→ Data items:
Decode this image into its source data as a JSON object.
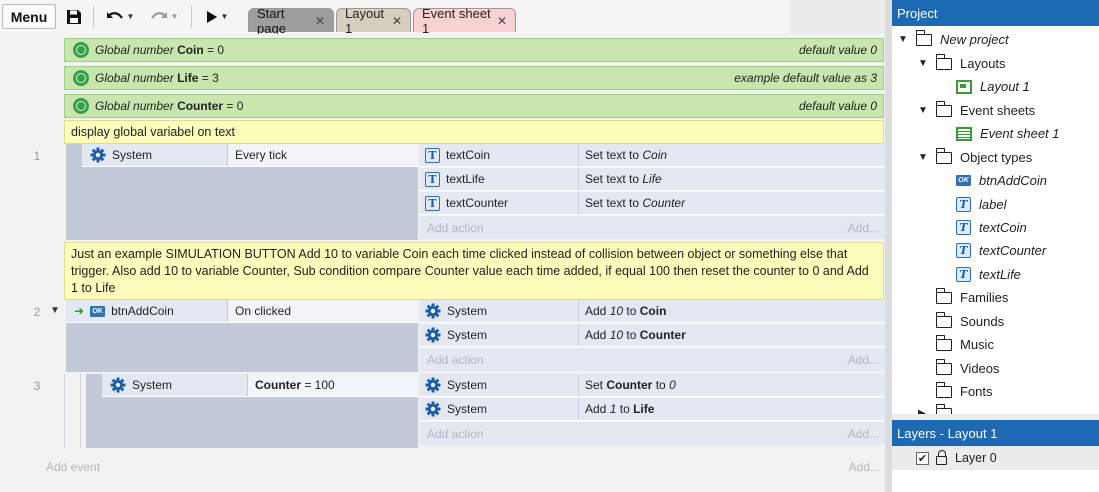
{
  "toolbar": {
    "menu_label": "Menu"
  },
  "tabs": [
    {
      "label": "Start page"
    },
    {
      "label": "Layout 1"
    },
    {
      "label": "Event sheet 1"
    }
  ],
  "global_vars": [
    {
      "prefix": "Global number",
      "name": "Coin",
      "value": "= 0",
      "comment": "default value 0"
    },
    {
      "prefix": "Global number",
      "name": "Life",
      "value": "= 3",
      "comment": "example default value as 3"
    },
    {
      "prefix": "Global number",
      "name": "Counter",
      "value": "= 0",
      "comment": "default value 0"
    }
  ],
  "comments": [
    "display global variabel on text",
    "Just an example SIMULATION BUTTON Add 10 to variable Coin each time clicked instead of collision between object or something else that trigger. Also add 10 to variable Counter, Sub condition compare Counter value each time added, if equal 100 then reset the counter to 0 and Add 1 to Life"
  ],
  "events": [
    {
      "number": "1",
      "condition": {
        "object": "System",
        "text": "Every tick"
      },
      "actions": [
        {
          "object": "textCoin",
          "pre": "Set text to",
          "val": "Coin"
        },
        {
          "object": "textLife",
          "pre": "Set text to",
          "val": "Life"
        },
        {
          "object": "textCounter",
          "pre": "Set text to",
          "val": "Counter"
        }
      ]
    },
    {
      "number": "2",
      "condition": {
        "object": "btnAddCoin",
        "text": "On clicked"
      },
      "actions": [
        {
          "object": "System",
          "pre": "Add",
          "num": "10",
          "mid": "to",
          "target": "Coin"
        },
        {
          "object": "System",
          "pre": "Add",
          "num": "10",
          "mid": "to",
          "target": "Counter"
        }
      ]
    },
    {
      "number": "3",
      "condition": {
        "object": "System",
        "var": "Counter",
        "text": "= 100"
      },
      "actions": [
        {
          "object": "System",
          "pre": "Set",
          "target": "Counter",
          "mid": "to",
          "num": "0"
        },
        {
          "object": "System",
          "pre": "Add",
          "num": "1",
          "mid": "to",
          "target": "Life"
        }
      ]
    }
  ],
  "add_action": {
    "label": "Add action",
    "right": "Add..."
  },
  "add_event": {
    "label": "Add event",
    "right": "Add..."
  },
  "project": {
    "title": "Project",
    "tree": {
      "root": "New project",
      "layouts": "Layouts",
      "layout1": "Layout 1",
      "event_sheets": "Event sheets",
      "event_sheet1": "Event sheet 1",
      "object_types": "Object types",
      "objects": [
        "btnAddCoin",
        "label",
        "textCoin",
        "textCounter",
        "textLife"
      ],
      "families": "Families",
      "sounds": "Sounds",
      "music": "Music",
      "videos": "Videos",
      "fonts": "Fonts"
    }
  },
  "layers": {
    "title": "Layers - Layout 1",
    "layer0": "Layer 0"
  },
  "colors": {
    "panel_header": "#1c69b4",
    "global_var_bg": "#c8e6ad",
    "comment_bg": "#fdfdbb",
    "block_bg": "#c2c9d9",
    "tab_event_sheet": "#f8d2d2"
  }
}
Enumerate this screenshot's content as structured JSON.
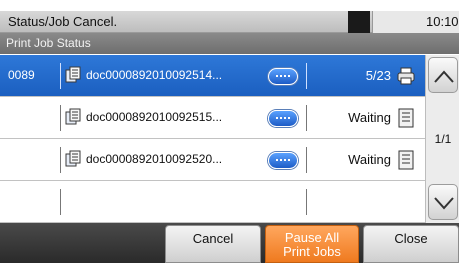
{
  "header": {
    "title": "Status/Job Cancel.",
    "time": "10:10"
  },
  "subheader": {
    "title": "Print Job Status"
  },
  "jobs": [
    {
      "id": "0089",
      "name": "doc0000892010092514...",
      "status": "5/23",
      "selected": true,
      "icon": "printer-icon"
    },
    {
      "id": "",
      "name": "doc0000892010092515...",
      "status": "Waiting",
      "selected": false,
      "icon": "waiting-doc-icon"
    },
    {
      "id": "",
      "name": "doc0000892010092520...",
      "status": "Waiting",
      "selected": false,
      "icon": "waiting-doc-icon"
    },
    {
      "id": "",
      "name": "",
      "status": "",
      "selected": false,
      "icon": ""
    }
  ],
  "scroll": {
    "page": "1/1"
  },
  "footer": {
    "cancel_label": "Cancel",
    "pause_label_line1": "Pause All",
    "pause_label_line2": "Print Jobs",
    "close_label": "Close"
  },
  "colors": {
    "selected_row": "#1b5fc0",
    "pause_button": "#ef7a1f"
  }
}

→ Prompt:
Give the material again exactly as it is, but keep the pictures out.

→ Exercise answer:
Decode this image into its source data as a JSON object.
{
  "toolbar": {
    "menu_label": "Menu"
  },
  "tabs": [
    {
      "label": "Start page"
    },
    {
      "label": "Layout 1"
    },
    {
      "label": "Event sheet 1"
    }
  ],
  "global_vars": [
    {
      "prefix": "Global number",
      "name": "Coin",
      "value": "= 0",
      "comment": "default value 0"
    },
    {
      "prefix": "Global number",
      "name": "Life",
      "value": "= 3",
      "comment": "example default value as 3"
    },
    {
      "prefix": "Global number",
      "name": "Counter",
      "value": "= 0",
      "comment": "default value 0"
    }
  ],
  "comments": [
    "display global variabel on text",
    "Just an example SIMULATION BUTTON Add 10 to variable Coin each time clicked instead of collision between object or something else that trigger. Also add 10 to variable Counter, Sub condition compare Counter value each time added, if equal 100 then reset the counter to 0 and Add 1 to Life"
  ],
  "events": [
    {
      "number": "1",
      "condition": {
        "object": "System",
        "text": "Every tick"
      },
      "actions": [
        {
          "object": "textCoin",
          "pre": "Set text to",
          "val": "Coin"
        },
        {
          "object": "textLife",
          "pre": "Set text to",
          "val": "Life"
        },
        {
          "object": "textCounter",
          "pre": "Set text to",
          "val": "Counter"
        }
      ]
    },
    {
      "number": "2",
      "condition": {
        "object": "btnAddCoin",
        "text": "On clicked"
      },
      "actions": [
        {
          "object": "System",
          "pre": "Add",
          "num": "10",
          "mid": "to",
          "target": "Coin"
        },
        {
          "object": "System",
          "pre": "Add",
          "num": "10",
          "mid": "to",
          "target": "Counter"
        }
      ]
    },
    {
      "number": "3",
      "condition": {
        "object": "System",
        "var": "Counter",
        "text": "= 100"
      },
      "actions": [
        {
          "object": "System",
          "pre": "Set",
          "target": "Counter",
          "mid": "to",
          "num": "0"
        },
        {
          "object": "System",
          "pre": "Add",
          "num": "1",
          "mid": "to",
          "target": "Life"
        }
      ]
    }
  ],
  "add_action": {
    "label": "Add action",
    "right": "Add..."
  },
  "add_event": {
    "label": "Add event",
    "right": "Add..."
  },
  "project": {
    "title": "Project",
    "tree": {
      "root": "New project",
      "layouts": "Layouts",
      "layout1": "Layout 1",
      "event_sheets": "Event sheets",
      "event_sheet1": "Event sheet 1",
      "object_types": "Object types",
      "objects": [
        "btnAddCoin",
        "label",
        "textCoin",
        "textCounter",
        "textLife"
      ],
      "families": "Families",
      "sounds": "Sounds",
      "music": "Music",
      "videos": "Videos",
      "fonts": "Fonts"
    }
  },
  "layers": {
    "title": "Layers - Layout 1",
    "layer0": "Layer 0"
  },
  "colors": {
    "panel_header": "#1c69b4",
    "global_var_bg": "#c8e6ad",
    "comment_bg": "#fdfdbb",
    "block_bg": "#c2c9d9",
    "tab_event_sheet": "#f8d2d2"
  }
}
Enumerate this screenshot's content as structured JSON.
{
  "header": {
    "title": "Status/Job Cancel.",
    "time": "10:10"
  },
  "subheader": {
    "title": "Print Job Status"
  },
  "jobs": [
    {
      "id": "0089",
      "name": "doc0000892010092514...",
      "status": "5/23",
      "selected": true,
      "icon": "printer-icon"
    },
    {
      "id": "",
      "name": "doc0000892010092515...",
      "status": "Waiting",
      "selected": false,
      "icon": "waiting-doc-icon"
    },
    {
      "id": "",
      "name": "doc0000892010092520...",
      "status": "Waiting",
      "selected": false,
      "icon": "waiting-doc-icon"
    },
    {
      "id": "",
      "name": "",
      "status": "",
      "selected": false,
      "icon": ""
    }
  ],
  "scroll": {
    "page": "1/1"
  },
  "footer": {
    "cancel_label": "Cancel",
    "pause_label_line1": "Pause All",
    "pause_label_line2": "Print Jobs",
    "close_label": "Close"
  },
  "colors": {
    "selected_row": "#1b5fc0",
    "pause_button": "#ef7a1f"
  }
}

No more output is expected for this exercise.